--- START RECORD EXTRACTS ---

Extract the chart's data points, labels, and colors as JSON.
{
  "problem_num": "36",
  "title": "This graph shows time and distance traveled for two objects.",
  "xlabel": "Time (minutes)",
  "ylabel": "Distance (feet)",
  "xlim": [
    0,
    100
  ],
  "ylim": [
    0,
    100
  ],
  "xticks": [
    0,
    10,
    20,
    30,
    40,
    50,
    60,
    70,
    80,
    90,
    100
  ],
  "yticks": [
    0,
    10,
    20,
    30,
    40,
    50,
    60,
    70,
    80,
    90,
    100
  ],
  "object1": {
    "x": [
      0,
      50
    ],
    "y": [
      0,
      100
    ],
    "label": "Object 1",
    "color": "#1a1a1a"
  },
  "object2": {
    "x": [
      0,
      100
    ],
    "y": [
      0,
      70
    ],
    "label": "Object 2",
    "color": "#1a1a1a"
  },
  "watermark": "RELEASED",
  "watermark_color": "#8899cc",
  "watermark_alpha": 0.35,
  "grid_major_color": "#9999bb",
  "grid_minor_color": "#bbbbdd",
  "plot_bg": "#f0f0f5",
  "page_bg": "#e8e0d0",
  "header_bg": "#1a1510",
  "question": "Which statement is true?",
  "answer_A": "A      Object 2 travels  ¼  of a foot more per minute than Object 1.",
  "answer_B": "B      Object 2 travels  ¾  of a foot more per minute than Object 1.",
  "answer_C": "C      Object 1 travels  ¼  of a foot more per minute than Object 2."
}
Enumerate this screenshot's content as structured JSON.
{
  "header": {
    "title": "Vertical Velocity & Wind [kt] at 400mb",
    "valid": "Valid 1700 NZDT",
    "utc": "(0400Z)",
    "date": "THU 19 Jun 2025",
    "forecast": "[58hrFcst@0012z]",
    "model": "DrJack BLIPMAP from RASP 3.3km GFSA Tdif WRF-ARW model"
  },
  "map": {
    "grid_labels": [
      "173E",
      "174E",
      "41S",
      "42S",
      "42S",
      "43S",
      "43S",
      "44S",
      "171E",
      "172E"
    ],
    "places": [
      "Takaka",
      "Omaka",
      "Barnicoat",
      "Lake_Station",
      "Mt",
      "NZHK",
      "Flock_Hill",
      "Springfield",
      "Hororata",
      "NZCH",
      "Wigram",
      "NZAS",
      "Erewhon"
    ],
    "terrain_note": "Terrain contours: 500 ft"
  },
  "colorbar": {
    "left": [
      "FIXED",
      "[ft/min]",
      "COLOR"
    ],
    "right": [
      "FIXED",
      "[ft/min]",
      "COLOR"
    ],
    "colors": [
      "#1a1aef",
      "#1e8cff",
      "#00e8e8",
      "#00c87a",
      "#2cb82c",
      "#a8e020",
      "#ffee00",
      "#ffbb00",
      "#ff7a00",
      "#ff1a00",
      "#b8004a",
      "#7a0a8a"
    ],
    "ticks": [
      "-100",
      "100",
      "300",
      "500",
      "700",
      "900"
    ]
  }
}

--- END RECORD EXTRACTS ---

STATED PROBLEM:
Collect each line holding the string "title".

TASK ANSWER:
  "title": "This graph shows time and distance traveled for two objects.",
    "title": "Vertical Velocity & Wind [kt] at 400mb",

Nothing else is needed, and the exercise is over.